(Data excerpts)
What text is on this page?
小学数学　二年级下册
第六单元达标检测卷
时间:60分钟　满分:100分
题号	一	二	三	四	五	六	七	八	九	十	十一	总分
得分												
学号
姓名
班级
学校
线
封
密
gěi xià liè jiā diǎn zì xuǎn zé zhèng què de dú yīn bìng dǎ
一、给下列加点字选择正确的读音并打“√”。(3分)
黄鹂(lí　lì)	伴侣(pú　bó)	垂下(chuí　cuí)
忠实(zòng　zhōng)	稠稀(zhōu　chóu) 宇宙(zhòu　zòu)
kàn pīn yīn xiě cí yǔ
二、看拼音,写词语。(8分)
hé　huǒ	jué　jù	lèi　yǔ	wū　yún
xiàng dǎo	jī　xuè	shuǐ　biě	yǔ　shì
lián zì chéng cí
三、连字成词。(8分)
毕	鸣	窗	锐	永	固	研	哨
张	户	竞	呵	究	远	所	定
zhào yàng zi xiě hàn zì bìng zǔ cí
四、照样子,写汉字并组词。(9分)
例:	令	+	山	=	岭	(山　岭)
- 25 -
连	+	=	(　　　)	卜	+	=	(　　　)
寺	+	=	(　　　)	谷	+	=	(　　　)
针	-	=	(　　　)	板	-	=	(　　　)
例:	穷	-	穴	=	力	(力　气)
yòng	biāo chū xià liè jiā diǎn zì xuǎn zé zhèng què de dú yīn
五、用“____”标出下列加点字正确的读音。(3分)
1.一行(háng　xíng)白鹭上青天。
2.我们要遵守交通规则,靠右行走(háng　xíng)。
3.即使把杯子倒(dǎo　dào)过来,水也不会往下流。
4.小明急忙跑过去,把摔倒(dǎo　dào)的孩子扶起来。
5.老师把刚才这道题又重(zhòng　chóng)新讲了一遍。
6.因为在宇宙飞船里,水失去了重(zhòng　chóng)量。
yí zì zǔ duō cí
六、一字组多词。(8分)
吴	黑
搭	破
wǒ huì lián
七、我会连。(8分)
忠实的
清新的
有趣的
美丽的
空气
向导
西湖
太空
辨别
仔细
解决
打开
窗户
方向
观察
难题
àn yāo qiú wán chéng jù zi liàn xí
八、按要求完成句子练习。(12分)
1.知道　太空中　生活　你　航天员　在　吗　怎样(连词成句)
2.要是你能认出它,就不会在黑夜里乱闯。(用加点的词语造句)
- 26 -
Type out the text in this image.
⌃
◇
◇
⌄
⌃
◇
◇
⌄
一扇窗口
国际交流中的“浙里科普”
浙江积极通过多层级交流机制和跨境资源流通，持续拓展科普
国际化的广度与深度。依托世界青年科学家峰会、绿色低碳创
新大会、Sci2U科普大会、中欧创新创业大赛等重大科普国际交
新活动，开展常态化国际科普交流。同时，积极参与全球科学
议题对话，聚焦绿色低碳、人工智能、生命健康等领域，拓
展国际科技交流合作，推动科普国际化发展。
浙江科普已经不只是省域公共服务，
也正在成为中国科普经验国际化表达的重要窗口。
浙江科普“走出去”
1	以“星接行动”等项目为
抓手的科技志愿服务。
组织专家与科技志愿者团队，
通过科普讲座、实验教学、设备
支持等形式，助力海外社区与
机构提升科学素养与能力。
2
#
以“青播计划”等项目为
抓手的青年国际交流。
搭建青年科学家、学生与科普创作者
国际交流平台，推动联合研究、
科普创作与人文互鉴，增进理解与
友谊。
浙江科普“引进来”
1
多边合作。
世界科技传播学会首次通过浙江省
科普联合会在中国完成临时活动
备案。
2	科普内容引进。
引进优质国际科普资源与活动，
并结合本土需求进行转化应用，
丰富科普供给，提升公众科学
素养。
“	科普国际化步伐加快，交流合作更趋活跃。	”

TASK BRIEF:
Pull out every line in the data above that has the word "háng".

WRITTEN SOLUTION:
1.一行(háng　xíng)白鹭上青天。
2.我们要遵守交通规则,靠右行走(háng　xíng)。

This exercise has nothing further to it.